Send back all the data below, exactly as given.

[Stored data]
+ + + + + + +

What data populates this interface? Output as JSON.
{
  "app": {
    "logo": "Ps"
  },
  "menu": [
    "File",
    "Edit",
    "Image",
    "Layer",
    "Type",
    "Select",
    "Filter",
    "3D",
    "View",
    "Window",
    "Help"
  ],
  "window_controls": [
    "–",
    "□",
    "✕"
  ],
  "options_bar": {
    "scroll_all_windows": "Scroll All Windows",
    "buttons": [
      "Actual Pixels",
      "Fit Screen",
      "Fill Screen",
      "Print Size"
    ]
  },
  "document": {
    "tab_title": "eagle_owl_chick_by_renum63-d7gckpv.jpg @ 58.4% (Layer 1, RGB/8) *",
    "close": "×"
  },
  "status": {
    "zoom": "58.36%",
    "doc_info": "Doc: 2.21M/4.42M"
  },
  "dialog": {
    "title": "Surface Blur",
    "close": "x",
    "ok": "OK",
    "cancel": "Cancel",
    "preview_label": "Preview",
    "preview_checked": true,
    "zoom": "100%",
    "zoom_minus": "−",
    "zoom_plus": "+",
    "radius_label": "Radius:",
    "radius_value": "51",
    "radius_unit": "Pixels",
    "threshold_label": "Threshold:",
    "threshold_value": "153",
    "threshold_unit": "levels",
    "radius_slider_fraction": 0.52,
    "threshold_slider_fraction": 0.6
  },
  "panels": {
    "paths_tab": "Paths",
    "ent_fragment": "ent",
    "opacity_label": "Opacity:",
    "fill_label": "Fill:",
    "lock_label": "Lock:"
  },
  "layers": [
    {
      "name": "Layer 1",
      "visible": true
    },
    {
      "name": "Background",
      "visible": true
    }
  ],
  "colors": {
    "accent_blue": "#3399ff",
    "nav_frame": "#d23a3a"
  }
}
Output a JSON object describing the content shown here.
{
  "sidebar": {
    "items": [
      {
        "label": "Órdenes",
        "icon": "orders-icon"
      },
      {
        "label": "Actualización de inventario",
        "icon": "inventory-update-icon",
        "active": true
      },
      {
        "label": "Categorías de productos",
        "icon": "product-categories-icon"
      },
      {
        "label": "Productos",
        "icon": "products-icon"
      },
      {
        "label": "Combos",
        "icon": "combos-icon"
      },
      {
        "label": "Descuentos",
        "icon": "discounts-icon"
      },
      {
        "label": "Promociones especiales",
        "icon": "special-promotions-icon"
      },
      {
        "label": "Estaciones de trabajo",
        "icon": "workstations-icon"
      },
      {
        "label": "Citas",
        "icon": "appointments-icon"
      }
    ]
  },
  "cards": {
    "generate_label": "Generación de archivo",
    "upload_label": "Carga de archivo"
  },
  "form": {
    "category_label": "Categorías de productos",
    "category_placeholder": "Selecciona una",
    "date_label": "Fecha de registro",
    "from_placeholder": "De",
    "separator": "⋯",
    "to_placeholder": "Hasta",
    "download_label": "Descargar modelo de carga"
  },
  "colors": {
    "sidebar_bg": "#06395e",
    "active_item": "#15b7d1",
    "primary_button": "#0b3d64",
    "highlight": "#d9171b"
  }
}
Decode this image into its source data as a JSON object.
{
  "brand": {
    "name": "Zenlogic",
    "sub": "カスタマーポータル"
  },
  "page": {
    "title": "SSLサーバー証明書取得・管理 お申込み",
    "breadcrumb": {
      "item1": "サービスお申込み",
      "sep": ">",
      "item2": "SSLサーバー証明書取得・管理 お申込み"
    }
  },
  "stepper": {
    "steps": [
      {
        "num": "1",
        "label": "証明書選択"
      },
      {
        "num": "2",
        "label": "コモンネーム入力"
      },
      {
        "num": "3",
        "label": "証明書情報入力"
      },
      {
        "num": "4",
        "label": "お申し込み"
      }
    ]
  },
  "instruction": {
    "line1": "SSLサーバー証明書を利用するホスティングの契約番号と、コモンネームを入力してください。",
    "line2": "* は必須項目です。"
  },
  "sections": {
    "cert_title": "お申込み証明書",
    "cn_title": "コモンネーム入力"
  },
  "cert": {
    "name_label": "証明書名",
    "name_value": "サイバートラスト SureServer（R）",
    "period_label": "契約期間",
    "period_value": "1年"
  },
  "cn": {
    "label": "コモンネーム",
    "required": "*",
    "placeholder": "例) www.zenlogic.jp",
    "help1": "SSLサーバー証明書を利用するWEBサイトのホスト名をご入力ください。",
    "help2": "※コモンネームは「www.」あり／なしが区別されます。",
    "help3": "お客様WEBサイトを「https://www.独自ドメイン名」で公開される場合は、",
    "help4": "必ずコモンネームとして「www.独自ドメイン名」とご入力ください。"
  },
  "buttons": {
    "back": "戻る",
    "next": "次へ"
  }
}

+ + + + + + +

CORRECT OUTPUT
What data populates this interface? Output as JSON.
{
  "app": {
    "logo": "Ps"
  },
  "menu": [
    "File",
    "Edit",
    "Image",
    "Layer",
    "Type",
    "Select",
    "Filter",
    "3D",
    "View",
    "Window",
    "Help"
  ],
  "window_controls": [
    "–",
    "□",
    "✕"
  ],
  "options_bar": {
    "scroll_all_windows": "Scroll All Windows",
    "buttons": [
      "Actual Pixels",
      "Fit Screen",
      "Fill Screen",
      "Print Size"
    ]
  },
  "document": {
    "tab_title": "eagle_owl_chick_by_renum63-d7gckpv.jpg @ 58.4% (Layer 1, RGB/8) *",
    "close": "×"
  },
  "status": {
    "zoom": "58.36%",
    "doc_info": "Doc: 2.21M/4.42M"
  },
  "dialog": {
    "title": "Surface Blur",
    "close": "x",
    "ok": "OK",
    "cancel": "Cancel",
    "preview_label": "Preview",
    "preview_checked": true,
    "zoom": "100%",
    "zoom_minus": "−",
    "zoom_plus": "+",
    "radius_label": "Radius:",
    "radius_value": "51",
    "radius_unit": "Pixels",
    "threshold_label": "Threshold:",
    "threshold_value": "153",
    "threshold_unit": "levels",
    "radius_slider_fraction": 0.52,
    "threshold_slider_fraction": 0.6
  },
  "panels": {
    "paths_tab": "Paths",
    "ent_fragment": "ent",
    "opacity_label": "Opacity:",
    "fill_label": "Fill:",
    "lock_label": "Lock:"
  },
  "layers": [
    {
      "name": "Layer 1",
      "visible": true
    },
    {
      "name": "Background",
      "visible": true
    }
  ],
  "colors": {
    "accent_blue": "#3399ff",
    "nav_frame": "#d23a3a"
  }
}
Output a JSON object describing the content shown here.
{
  "sidebar": {
    "items": [
      {
        "label": "Órdenes",
        "icon": "orders-icon"
      },
      {
        "label": "Actualización de inventario",
        "icon": "inventory-update-icon",
        "active": true
      },
      {
        "label": "Categorías de productos",
        "icon": "product-categories-icon"
      },
      {
        "label": "Productos",
        "icon": "products-icon"
      },
      {
        "label": "Combos",
        "icon": "combos-icon"
      },
      {
        "label": "Descuentos",
        "icon": "discounts-icon"
      },
      {
        "label": "Promociones especiales",
        "icon": "special-promotions-icon"
      },
      {
        "label": "Estaciones de trabajo",
        "icon": "workstations-icon"
      },
      {
        "label": "Citas",
        "icon": "appointments-icon"
      }
    ]
  },
  "cards": {
    "generate_label": "Generación de archivo",
    "upload_label": "Carga de archivo"
  },
  "form": {
    "category_label": "Categorías de productos",
    "category_placeholder": "Selecciona una",
    "date_label": "Fecha de registro",
    "from_placeholder": "De",
    "separator": "⋯",
    "to_placeholder": "Hasta",
    "download_label": "Descargar modelo de carga"
  },
  "colors": {
    "sidebar_bg": "#06395e",
    "active_item": "#15b7d1",
    "primary_button": "#0b3d64",
    "highlight": "#d9171b"
  }
}
Decode this image into its source data as a JSON object.
{
  "brand": {
    "name": "Zenlogic",
    "sub": "カスタマーポータル"
  },
  "page": {
    "title": "SSLサーバー証明書取得・管理 お申込み",
    "breadcrumb": {
      "item1": "サービスお申込み",
      "sep": ">",
      "item2": "SSLサーバー証明書取得・管理 お申込み"
    }
  },
  "stepper": {
    "steps": [
      {
        "num": "1",
        "label": "証明書選択"
      },
      {
        "num": "2",
        "label": "コモンネーム入力"
      },
      {
        "num": "3",
        "label": "証明書情報入力"
      },
      {
        "num": "4",
        "label": "お申し込み"
      }
    ]
  },
  "instruction": {
    "line1": "SSLサーバー証明書を利用するホスティングの契約番号と、コモンネームを入力してください。",
    "line2": "* は必須項目です。"
  },
  "sections": {
    "cert_title": "お申込み証明書",
    "cn_title": "コモンネーム入力"
  },
  "cert": {
    "name_label": "証明書名",
    "name_value": "サイバートラスト SureServer（R）",
    "period_label": "契約期間",
    "period_value": "1年"
  },
  "cn": {
    "label": "コモンネーム",
    "required": "*",
    "placeholder": "例) www.zenlogic.jp",
    "help1": "SSLサーバー証明書を利用するWEBサイトのホスト名をご入力ください。",
    "help2": "※コモンネームは「www.」あり／なしが区別されます。",
    "help3": "お客様WEBサイトを「https://www.独自ドメイン名」で公開される場合は、",
    "help4": "必ずコモンネームとして「www.独自ドメイン名」とご入力ください。"
  },
  "buttons": {
    "back": "戻る",
    "next": "次へ"
  }
}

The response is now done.